■ To do
From the entries below, copy every line that holds the word "соответствии".
★ ★ ★ ★
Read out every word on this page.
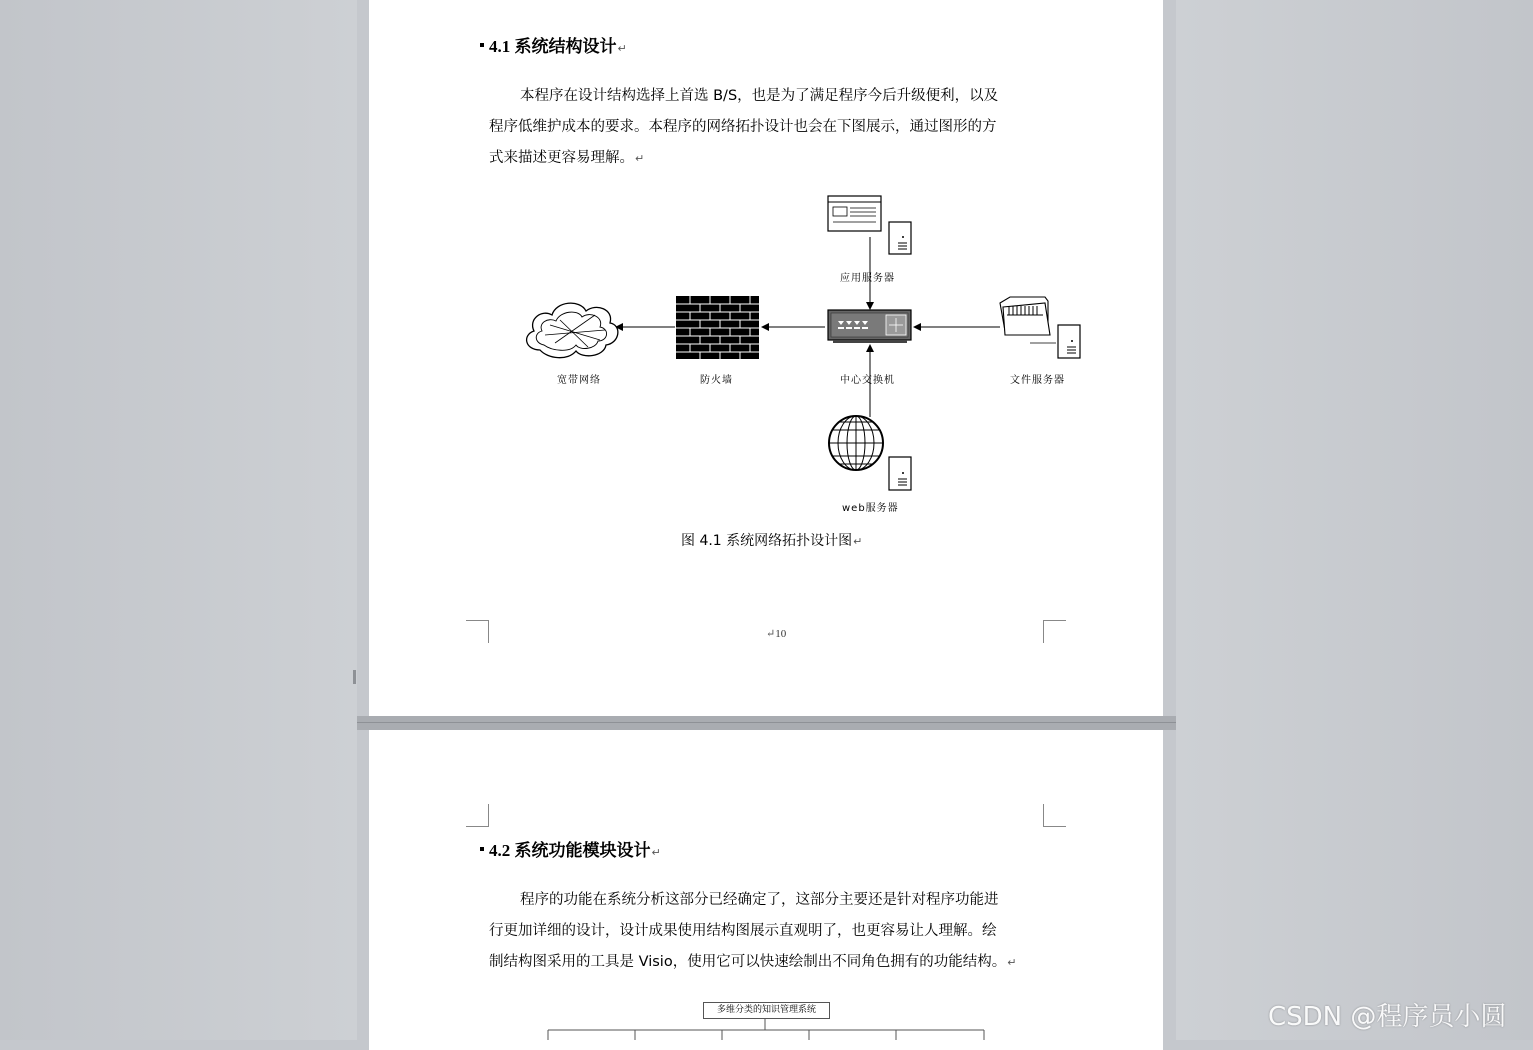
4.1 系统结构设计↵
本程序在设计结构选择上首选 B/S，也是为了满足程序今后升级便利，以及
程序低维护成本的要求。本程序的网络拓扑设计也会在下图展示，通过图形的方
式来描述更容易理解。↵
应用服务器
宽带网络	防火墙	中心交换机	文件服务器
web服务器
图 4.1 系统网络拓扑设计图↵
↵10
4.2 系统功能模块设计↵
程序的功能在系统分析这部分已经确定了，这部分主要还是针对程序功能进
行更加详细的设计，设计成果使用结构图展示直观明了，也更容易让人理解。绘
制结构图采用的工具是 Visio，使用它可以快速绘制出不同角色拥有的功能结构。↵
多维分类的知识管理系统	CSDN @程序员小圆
★ ★ ★ ★
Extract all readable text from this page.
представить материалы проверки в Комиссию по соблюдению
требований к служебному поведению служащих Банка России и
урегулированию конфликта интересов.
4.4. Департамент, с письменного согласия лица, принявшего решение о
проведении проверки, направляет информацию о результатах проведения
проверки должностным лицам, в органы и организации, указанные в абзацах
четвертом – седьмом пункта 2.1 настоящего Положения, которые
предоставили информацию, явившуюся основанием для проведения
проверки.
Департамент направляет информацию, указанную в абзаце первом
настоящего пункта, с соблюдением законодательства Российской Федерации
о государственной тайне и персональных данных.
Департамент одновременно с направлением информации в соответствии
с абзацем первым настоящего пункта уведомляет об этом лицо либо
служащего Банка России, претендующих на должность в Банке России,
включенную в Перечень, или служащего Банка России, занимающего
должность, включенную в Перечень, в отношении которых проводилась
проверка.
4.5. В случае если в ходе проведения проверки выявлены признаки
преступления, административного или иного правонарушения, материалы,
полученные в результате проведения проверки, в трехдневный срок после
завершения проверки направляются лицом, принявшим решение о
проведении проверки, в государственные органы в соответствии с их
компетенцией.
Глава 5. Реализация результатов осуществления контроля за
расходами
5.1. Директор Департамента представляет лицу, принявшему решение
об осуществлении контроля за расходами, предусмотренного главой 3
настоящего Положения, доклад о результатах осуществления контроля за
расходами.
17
★ ★ ★ ★
■ Worked answer
Департамент одновременно с направлением информации в соответствии
проведении проверки, в государственные органы в соответствии с их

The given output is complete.